## Exercise goal
From the entries that follow, gather each line holding the word "Arlaten".

Dataset rows
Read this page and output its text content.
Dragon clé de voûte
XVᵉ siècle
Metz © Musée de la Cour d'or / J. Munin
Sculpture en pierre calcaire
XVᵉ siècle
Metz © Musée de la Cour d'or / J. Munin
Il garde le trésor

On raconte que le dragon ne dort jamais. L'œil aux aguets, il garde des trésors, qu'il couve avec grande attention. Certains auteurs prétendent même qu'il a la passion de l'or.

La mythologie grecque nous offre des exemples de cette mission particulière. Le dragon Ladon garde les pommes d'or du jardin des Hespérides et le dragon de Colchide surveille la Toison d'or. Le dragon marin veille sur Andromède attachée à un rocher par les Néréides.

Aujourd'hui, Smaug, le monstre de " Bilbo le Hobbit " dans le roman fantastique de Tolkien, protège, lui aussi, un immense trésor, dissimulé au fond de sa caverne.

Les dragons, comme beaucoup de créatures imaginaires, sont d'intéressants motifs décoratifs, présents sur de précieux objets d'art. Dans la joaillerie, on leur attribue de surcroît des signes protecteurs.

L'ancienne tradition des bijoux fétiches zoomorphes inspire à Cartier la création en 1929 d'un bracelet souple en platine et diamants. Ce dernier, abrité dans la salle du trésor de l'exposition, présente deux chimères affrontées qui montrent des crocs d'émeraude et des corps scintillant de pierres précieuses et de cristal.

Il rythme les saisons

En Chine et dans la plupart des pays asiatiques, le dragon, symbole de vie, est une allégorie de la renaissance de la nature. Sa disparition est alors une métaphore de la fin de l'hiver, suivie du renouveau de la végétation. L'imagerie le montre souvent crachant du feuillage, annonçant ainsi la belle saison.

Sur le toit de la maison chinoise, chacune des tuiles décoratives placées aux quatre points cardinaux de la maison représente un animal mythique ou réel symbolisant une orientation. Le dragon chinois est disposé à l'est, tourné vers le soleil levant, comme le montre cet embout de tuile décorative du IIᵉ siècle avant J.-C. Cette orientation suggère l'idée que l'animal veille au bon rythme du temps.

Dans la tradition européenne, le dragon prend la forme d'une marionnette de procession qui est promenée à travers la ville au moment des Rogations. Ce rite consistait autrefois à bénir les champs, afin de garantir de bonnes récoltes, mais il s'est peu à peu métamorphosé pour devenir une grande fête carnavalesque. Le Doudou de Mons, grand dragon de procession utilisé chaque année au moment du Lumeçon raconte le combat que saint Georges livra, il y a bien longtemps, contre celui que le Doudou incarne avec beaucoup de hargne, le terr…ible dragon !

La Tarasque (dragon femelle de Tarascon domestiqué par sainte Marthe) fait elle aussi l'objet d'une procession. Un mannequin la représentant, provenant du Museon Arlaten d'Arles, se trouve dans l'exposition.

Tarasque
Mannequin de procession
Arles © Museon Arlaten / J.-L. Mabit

## Solution
La Tarasque (dragon femelle de Tarascon domestiqué par sainte Marthe) fait elle aussi l'objet d'une procession. Un mannequin la représentant, provenant du Museon Arlaten d'Arles, se trouve dans l'exposition.
Arles © Museon Arlaten / J.-L. Mabit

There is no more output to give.